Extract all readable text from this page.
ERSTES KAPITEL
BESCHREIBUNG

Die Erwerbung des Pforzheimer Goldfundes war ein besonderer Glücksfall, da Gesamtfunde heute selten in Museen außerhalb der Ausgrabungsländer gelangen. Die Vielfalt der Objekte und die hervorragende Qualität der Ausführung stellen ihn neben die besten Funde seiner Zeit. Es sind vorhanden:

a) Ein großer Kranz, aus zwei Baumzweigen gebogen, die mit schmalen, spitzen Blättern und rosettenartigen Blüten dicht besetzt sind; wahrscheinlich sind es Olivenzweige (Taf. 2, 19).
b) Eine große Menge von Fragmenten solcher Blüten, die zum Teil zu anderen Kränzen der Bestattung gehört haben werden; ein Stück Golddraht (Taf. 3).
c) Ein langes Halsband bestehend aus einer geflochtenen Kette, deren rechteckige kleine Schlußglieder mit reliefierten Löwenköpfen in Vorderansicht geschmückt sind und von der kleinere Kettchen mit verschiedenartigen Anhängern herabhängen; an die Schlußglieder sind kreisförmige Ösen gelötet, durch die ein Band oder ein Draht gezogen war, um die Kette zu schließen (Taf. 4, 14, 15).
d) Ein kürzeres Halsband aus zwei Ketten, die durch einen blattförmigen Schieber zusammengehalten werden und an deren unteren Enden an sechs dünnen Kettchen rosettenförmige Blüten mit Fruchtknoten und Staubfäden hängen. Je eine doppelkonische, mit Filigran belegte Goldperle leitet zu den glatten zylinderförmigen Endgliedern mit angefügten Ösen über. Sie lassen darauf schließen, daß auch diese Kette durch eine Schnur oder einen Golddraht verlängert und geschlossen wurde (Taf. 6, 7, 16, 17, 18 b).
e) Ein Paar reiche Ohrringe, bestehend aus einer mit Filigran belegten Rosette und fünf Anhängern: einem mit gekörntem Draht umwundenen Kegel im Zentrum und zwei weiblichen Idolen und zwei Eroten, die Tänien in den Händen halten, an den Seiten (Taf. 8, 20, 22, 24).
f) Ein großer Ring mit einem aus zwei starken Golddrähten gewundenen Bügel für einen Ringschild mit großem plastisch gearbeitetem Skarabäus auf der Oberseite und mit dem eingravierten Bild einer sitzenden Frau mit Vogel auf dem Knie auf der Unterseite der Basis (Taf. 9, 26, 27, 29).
-------------------------
WORK INSTRUCTIONS:
Write the material out again word for word.

COMPLETE ANSWER:
Extract all readable text from this page.
ERSTES KAPITEL
BESCHREIBUNG

Die Erwerbung des Pforzheimer Goldfundes war ein besonderer Glücksfall, da Gesamtfunde heute selten in Museen außerhalb der Ausgrabungsländer gelangen. Die Vielfalt der Objekte und die hervorragende Qualität der Ausführung stellen ihn neben die besten Funde seiner Zeit. Es sind vorhanden:

a) Ein großer Kranz, aus zwei Baumzweigen gebogen, die mit schmalen, spitzen Blättern und rosettenartigen Blüten dicht besetzt sind; wahrscheinlich sind es Olivenzweige (Taf. 2, 19).
b) Eine große Menge von Fragmenten solcher Blüten, die zum Teil zu anderen Kränzen der Bestattung gehört haben werden; ein Stück Golddraht (Taf. 3).
c) Ein langes Halsband bestehend aus einer geflochtenen Kette, deren rechteckige kleine Schlußglieder mit reliefierten Löwenköpfen in Vorderansicht geschmückt sind und von der kleinere Kettchen mit verschiedenartigen Anhängern herabhängen; an die Schlußglieder sind kreisförmige Ösen gelötet, durch die ein Band oder ein Draht gezogen war, um die Kette zu schließen (Taf. 4, 14, 15).
d) Ein kürzeres Halsband aus zwei Ketten, die durch einen blattförmigen Schieber zusammengehalten werden und an deren unteren Enden an sechs dünnen Kettchen rosettenförmige Blüten mit Fruchtknoten und Staubfäden hängen. Je eine doppelkonische, mit Filigran belegte Goldperle leitet zu den glatten zylinderförmigen Endgliedern mit angefügten Ösen über. Sie lassen darauf schließen, daß auch diese Kette durch eine Schnur oder einen Golddraht verlängert und geschlossen wurde (Taf. 6, 7, 16, 17, 18 b).
e) Ein Paar reiche Ohrringe, bestehend aus einer mit Filigran belegten Rosette und fünf Anhängern: einem mit gekörntem Draht umwundenen Kegel im Zentrum und zwei weiblichen Idolen und zwei Eroten, die Tänien in den Händen halten, an den Seiten (Taf. 8, 20, 22, 24).
f) Ein großer Ring mit einem aus zwei starken Golddrähten gewundenen Bügel für einen Ringschild mit großem plastisch gearbeitetem Skarabäus auf der Oberseite und mit dem eingravierten Bild einer sitzenden Frau mit Vogel auf dem Knie auf der Unterseite der Basis (Taf. 9, 26, 27, 29).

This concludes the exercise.